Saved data

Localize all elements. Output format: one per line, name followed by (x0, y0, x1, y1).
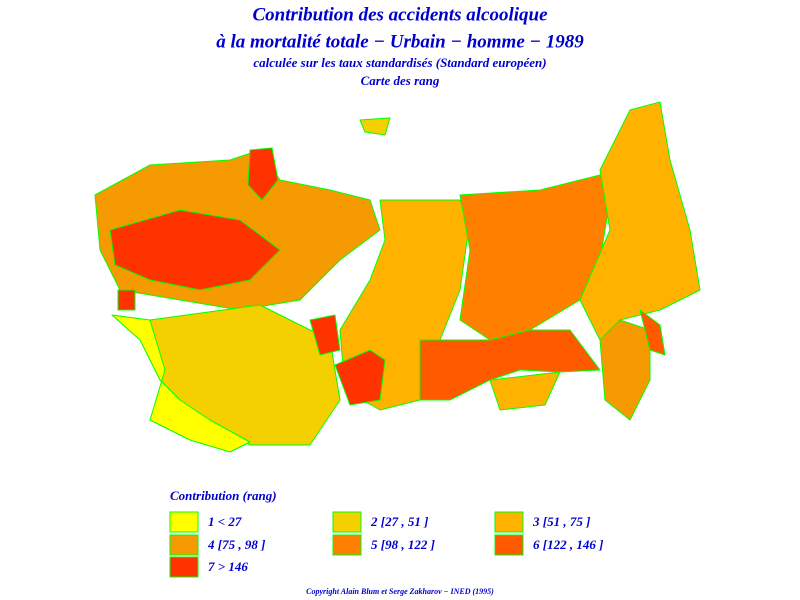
legend: 1 < 27 2 [27 , 51 ] 3 [51 , 75 ] 4 [75 , 98… (169, 511, 603, 578)
legend-swatch (169, 556, 199, 578)
legend-label: 1 < 27 (208, 514, 242, 529)
legend-swatch (494, 511, 524, 533)
legend-label: 3 [51 , 75 ] (532, 514, 590, 529)
legend-swatch (332, 511, 362, 533)
legend-label: 2 [27 , 51 ] (370, 514, 428, 529)
legend-label: 4 [75 , 98 ] (207, 537, 265, 552)
legend-swatch (332, 534, 362, 556)
region (109, 209, 281, 291)
legend-label: 5 [98 , 122 ] (371, 537, 435, 552)
legend-swatch (169, 511, 199, 533)
region (111, 314, 251, 453)
legend-title: Contribution (rang) (170, 488, 277, 503)
title-line: à la mortalité totale − Urbain − homme −… (216, 31, 584, 52)
legend-label: 6 [122 , 146 ] (533, 537, 603, 552)
legend-swatch (169, 534, 199, 556)
region (334, 349, 386, 406)
title-line: Contribution des accidents alcoolique (252, 4, 548, 25)
copyright: Copyright Alain Blum et Serge Zakharov −… (306, 587, 494, 596)
legend-swatch (494, 534, 524, 556)
region (359, 117, 391, 136)
region (579, 101, 701, 341)
region (599, 319, 651, 421)
region (639, 309, 666, 356)
legend-label: 7 > 146 (208, 559, 248, 574)
subtitle: calculée sur les taux standardisés (Stan… (253, 55, 546, 70)
region (247, 147, 279, 201)
map (94, 101, 701, 453)
map-label: Carte des rang (361, 73, 440, 88)
region (117, 289, 136, 311)
region (489, 371, 561, 411)
region (309, 314, 341, 356)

### Task statement:
Write out every line of the entries above word for word, leaving out the picture.

### Full answer:
Localize all elements. Output format: one per line, name followed by (x0, y0, x1, y1).
legend: 1 < 27 2 [27 , 51 ] 3 [51 , 75 ] 4 [75 , 98… (169, 511, 603, 578)
legend-swatch (169, 556, 199, 578)
legend-label: 1 < 27 (208, 514, 242, 529)
legend-swatch (494, 511, 524, 533)
legend-label: 3 [51 , 75 ] (532, 514, 590, 529)
legend-swatch (332, 511, 362, 533)
legend-label: 2 [27 , 51 ] (370, 514, 428, 529)
legend-label: 4 [75 , 98 ] (207, 537, 265, 552)
legend-swatch (332, 534, 362, 556)
region (109, 209, 281, 291)
legend-label: 5 [98 , 122 ] (371, 537, 435, 552)
legend-swatch (169, 511, 199, 533)
region (111, 314, 251, 453)
legend-title: Contribution (rang) (170, 488, 277, 503)
title-line: à la mortalité totale − Urbain − homme −… (216, 31, 584, 52)
legend-label: 6 [122 , 146 ] (533, 537, 603, 552)
legend-swatch (169, 534, 199, 556)
region (334, 349, 386, 406)
title-line: Contribution des accidents alcoolique (252, 4, 548, 25)
copyright: Copyright Alain Blum et Serge Zakharov −… (306, 587, 494, 596)
legend-swatch (494, 534, 524, 556)
region (359, 117, 391, 136)
region (579, 101, 701, 341)
region (599, 319, 651, 421)
region (639, 309, 666, 356)
legend-label: 7 > 146 (208, 559, 248, 574)
subtitle: calculée sur les taux standardisés (Stan… (253, 55, 546, 70)
region (247, 147, 279, 201)
map (94, 101, 701, 453)
map-label: Carte des rang (361, 73, 440, 88)
region (117, 289, 136, 311)
region (489, 371, 561, 411)
region (309, 314, 341, 356)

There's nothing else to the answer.